(Dataset records on visual material)
* Start *

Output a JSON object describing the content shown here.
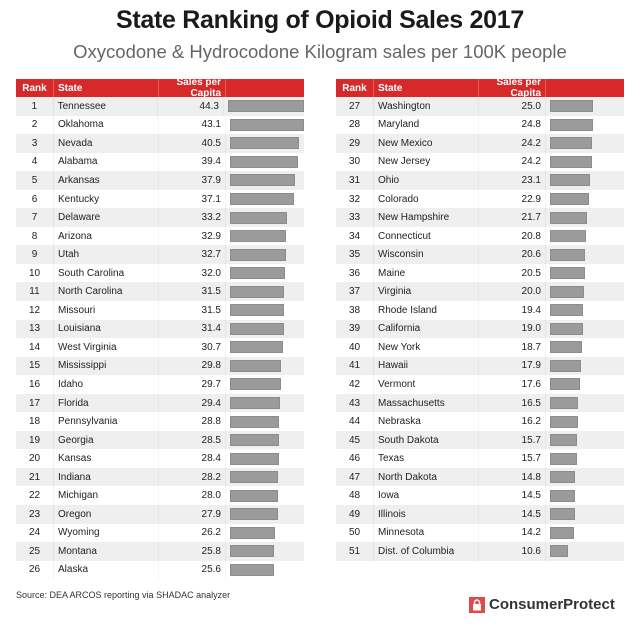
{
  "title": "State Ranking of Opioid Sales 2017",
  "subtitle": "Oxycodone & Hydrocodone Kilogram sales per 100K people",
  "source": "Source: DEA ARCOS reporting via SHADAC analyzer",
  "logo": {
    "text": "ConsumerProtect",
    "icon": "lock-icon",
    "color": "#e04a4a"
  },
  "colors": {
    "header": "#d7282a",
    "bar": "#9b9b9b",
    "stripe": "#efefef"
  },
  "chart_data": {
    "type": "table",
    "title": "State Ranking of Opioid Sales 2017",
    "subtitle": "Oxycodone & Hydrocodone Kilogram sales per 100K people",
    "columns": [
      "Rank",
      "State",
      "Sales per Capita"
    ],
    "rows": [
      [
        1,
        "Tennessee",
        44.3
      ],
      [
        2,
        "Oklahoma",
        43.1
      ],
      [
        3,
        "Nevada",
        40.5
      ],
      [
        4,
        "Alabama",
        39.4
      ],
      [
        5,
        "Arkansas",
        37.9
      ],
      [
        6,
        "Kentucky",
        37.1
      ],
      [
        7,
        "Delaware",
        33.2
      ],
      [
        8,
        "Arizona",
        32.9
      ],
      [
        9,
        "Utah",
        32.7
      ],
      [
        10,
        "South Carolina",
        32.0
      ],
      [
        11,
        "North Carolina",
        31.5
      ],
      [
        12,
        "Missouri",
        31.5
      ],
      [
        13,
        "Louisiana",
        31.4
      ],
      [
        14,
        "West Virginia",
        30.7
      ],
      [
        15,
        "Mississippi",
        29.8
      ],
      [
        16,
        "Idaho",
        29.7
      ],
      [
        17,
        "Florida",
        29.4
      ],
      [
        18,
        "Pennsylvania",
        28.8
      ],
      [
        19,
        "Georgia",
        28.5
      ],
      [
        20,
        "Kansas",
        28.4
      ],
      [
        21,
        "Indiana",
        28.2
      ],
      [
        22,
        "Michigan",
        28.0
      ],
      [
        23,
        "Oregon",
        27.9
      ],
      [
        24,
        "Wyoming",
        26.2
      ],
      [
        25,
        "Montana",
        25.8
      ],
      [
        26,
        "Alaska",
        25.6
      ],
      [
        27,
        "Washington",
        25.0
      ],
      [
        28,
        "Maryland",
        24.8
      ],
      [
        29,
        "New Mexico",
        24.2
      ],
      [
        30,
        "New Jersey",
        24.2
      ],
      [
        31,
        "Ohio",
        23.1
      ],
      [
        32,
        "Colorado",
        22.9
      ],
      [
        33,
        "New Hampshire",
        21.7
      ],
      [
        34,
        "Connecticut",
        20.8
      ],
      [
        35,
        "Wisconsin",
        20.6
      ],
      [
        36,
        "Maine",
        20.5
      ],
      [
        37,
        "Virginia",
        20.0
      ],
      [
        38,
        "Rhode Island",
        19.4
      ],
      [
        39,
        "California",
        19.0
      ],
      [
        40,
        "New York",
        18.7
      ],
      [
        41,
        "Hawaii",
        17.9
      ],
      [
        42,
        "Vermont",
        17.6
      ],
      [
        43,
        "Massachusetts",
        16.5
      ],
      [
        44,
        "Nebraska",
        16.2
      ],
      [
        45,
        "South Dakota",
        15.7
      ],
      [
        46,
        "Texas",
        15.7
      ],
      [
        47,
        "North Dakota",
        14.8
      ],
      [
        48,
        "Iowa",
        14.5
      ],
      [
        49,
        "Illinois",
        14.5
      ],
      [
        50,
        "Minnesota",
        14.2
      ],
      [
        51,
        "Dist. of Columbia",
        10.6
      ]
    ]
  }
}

* End *

**Short problem:** All of the records above must be copied exactly, except for the pictures.

**Output below:**
Output a JSON object describing the content shown here.
{
  "title": "State Ranking of Opioid Sales 2017",
  "subtitle": "Oxycodone & Hydrocodone Kilogram sales per 100K people",
  "source": "Source: DEA ARCOS reporting via SHADAC analyzer",
  "logo": {
    "text": "ConsumerProtect",
    "icon": "lock-icon",
    "color": "#e04a4a"
  },
  "colors": {
    "header": "#d7282a",
    "bar": "#9b9b9b",
    "stripe": "#efefef"
  },
  "chart_data": {
    "type": "table",
    "title": "State Ranking of Opioid Sales 2017",
    "subtitle": "Oxycodone & Hydrocodone Kilogram sales per 100K people",
    "columns": [
      "Rank",
      "State",
      "Sales per Capita"
    ],
    "rows": [
      [
        1,
        "Tennessee",
        44.3
      ],
      [
        2,
        "Oklahoma",
        43.1
      ],
      [
        3,
        "Nevada",
        40.5
      ],
      [
        4,
        "Alabama",
        39.4
      ],
      [
        5,
        "Arkansas",
        37.9
      ],
      [
        6,
        "Kentucky",
        37.1
      ],
      [
        7,
        "Delaware",
        33.2
      ],
      [
        8,
        "Arizona",
        32.9
      ],
      [
        9,
        "Utah",
        32.7
      ],
      [
        10,
        "South Carolina",
        32.0
      ],
      [
        11,
        "North Carolina",
        31.5
      ],
      [
        12,
        "Missouri",
        31.5
      ],
      [
        13,
        "Louisiana",
        31.4
      ],
      [
        14,
        "West Virginia",
        30.7
      ],
      [
        15,
        "Mississippi",
        29.8
      ],
      [
        16,
        "Idaho",
        29.7
      ],
      [
        17,
        "Florida",
        29.4
      ],
      [
        18,
        "Pennsylvania",
        28.8
      ],
      [
        19,
        "Georgia",
        28.5
      ],
      [
        20,
        "Kansas",
        28.4
      ],
      [
        21,
        "Indiana",
        28.2
      ],
      [
        22,
        "Michigan",
        28.0
      ],
      [
        23,
        "Oregon",
        27.9
      ],
      [
        24,
        "Wyoming",
        26.2
      ],
      [
        25,
        "Montana",
        25.8
      ],
      [
        26,
        "Alaska",
        25.6
      ],
      [
        27,
        "Washington",
        25.0
      ],
      [
        28,
        "Maryland",
        24.8
      ],
      [
        29,
        "New Mexico",
        24.2
      ],
      [
        30,
        "New Jersey",
        24.2
      ],
      [
        31,
        "Ohio",
        23.1
      ],
      [
        32,
        "Colorado",
        22.9
      ],
      [
        33,
        "New Hampshire",
        21.7
      ],
      [
        34,
        "Connecticut",
        20.8
      ],
      [
        35,
        "Wisconsin",
        20.6
      ],
      [
        36,
        "Maine",
        20.5
      ],
      [
        37,
        "Virginia",
        20.0
      ],
      [
        38,
        "Rhode Island",
        19.4
      ],
      [
        39,
        "California",
        19.0
      ],
      [
        40,
        "New York",
        18.7
      ],
      [
        41,
        "Hawaii",
        17.9
      ],
      [
        42,
        "Vermont",
        17.6
      ],
      [
        43,
        "Massachusetts",
        16.5
      ],
      [
        44,
        "Nebraska",
        16.2
      ],
      [
        45,
        "South Dakota",
        15.7
      ],
      [
        46,
        "Texas",
        15.7
      ],
      [
        47,
        "North Dakota",
        14.8
      ],
      [
        48,
        "Iowa",
        14.5
      ],
      [
        49,
        "Illinois",
        14.5
      ],
      [
        50,
        "Minnesota",
        14.2
      ],
      [
        51,
        "Dist. of Columbia",
        10.6
      ]
    ]
  }
}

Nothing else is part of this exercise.